Set task:
Extract all lines from the data beneath that include the word "xlabel".

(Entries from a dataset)
########
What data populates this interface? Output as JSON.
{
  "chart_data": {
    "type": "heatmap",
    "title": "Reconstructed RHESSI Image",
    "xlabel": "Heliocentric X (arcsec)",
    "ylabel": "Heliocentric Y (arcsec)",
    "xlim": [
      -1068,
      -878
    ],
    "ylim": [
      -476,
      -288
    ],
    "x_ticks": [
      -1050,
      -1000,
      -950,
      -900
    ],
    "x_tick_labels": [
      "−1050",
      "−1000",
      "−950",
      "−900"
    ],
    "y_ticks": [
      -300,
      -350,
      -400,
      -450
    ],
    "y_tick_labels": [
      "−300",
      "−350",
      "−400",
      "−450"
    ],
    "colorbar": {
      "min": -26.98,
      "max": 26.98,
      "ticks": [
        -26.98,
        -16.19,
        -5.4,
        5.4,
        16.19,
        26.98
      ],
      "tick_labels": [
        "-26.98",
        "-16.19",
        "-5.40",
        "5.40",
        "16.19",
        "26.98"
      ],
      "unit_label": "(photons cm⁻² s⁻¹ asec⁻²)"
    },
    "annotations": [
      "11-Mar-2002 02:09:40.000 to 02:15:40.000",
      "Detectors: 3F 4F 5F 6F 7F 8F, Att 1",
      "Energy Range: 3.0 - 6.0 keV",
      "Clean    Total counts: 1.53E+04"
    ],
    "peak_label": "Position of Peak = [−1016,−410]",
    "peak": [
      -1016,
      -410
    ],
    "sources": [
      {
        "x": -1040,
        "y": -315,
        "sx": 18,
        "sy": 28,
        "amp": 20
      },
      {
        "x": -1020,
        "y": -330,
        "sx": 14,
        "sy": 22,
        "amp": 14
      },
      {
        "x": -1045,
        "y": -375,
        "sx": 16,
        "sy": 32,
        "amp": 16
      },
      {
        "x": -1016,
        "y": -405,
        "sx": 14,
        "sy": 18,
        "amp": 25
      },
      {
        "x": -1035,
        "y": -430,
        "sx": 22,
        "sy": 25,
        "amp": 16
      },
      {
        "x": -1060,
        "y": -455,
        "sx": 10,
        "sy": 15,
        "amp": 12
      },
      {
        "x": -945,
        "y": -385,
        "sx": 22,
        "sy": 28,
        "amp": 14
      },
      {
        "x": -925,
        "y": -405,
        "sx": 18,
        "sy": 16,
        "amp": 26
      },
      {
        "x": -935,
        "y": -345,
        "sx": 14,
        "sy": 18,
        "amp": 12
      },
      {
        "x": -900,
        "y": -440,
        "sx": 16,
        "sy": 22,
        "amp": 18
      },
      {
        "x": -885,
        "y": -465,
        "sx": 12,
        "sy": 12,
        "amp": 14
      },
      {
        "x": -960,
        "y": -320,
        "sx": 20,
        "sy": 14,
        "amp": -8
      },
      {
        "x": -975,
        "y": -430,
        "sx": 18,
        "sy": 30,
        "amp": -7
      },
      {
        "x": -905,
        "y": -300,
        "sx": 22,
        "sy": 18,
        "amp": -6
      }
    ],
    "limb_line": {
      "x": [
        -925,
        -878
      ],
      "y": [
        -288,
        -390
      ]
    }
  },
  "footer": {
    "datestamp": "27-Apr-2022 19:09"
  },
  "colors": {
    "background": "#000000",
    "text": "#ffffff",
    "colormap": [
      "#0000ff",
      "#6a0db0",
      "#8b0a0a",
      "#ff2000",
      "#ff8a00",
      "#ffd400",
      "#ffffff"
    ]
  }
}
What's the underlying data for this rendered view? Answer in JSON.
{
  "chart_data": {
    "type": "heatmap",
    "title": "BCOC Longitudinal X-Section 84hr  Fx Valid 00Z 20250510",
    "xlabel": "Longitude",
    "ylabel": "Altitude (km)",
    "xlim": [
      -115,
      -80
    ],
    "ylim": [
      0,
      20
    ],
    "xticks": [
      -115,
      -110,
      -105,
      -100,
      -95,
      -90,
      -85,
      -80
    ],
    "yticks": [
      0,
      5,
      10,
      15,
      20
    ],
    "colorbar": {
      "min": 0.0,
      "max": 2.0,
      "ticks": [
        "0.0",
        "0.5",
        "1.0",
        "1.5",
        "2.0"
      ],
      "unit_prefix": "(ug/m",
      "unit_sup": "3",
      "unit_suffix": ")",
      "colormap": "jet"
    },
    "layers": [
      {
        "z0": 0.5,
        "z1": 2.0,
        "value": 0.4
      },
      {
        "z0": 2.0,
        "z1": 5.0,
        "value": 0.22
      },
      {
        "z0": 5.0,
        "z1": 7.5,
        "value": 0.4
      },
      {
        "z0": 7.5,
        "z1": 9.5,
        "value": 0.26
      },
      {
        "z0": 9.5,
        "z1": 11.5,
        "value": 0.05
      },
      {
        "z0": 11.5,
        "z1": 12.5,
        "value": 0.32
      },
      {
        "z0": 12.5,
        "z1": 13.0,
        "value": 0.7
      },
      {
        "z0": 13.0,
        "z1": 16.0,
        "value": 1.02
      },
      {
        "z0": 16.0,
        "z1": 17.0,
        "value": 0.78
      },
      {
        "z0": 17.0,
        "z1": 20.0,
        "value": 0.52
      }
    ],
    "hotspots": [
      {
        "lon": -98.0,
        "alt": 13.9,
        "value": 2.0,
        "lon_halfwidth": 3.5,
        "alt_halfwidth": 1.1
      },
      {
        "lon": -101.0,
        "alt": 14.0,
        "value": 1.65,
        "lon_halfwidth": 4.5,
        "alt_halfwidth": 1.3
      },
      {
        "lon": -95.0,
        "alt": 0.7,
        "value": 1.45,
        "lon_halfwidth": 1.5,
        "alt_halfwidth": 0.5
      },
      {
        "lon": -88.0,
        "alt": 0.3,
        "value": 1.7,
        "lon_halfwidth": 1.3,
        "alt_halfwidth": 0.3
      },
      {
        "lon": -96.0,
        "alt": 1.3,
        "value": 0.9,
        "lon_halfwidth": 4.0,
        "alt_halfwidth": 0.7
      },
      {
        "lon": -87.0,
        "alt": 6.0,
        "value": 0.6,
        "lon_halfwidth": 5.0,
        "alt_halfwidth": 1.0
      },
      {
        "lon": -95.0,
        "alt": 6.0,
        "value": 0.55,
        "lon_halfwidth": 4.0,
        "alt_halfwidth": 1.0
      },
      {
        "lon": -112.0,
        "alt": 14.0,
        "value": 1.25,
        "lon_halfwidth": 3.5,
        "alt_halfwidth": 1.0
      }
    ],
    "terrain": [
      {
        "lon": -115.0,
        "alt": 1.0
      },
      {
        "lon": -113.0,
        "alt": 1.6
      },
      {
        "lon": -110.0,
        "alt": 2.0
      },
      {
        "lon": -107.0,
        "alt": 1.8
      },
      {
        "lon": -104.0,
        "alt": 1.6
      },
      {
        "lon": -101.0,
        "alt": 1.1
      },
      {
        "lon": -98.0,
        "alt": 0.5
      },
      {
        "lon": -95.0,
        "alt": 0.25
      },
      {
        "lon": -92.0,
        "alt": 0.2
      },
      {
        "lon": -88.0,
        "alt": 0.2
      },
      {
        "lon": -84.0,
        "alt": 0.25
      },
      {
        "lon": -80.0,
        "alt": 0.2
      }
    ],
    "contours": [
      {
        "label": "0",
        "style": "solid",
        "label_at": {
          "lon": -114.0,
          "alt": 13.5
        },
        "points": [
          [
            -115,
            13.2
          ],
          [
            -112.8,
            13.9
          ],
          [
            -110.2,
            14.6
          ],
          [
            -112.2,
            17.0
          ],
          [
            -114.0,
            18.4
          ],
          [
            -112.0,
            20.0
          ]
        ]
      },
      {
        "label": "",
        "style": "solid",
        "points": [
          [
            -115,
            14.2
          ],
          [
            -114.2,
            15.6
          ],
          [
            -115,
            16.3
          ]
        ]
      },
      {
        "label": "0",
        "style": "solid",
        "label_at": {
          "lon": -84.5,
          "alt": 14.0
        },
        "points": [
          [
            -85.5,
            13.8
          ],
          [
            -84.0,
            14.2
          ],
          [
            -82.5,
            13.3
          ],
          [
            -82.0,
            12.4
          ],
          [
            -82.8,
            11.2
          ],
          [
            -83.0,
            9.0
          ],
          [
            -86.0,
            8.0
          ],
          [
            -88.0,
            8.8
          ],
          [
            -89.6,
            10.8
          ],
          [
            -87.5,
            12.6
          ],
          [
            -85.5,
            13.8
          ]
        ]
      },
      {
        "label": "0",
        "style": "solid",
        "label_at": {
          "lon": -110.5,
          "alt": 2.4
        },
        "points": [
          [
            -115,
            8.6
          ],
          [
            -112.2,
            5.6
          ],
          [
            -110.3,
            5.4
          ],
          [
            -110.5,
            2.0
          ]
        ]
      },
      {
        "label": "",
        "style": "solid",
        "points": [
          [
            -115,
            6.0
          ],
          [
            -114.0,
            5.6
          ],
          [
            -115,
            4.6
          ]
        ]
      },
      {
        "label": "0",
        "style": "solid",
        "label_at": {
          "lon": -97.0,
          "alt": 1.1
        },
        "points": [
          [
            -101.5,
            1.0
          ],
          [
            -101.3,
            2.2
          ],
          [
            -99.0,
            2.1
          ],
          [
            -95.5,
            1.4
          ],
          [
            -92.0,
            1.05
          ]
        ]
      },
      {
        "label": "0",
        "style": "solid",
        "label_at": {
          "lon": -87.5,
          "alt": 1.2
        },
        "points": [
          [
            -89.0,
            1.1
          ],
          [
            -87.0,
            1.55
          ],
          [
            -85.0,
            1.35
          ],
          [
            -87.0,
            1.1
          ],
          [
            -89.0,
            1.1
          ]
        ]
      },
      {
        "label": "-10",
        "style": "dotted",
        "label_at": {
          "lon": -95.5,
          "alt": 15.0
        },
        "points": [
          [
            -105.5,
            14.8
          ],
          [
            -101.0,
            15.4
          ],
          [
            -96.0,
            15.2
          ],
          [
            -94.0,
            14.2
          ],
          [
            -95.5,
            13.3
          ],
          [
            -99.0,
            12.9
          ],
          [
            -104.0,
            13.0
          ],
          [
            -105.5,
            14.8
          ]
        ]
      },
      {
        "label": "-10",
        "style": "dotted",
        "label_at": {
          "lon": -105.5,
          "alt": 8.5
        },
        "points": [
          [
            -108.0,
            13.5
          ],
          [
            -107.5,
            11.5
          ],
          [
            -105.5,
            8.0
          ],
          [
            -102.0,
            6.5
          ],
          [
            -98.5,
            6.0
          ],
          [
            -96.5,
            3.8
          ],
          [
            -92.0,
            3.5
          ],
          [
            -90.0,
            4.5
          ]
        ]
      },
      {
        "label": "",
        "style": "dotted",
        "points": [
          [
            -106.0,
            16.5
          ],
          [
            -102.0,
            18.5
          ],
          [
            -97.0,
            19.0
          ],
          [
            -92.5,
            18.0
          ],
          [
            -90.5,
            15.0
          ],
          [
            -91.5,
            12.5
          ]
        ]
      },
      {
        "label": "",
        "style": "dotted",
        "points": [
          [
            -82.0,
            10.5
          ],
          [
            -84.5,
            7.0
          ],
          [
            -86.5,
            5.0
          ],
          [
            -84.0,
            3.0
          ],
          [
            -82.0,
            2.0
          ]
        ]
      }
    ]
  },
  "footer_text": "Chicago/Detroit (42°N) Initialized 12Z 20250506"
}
########
Exercise output:
    "xlabel": "Heliocentric X (arcsec)",
    "xlabel": "Longitude",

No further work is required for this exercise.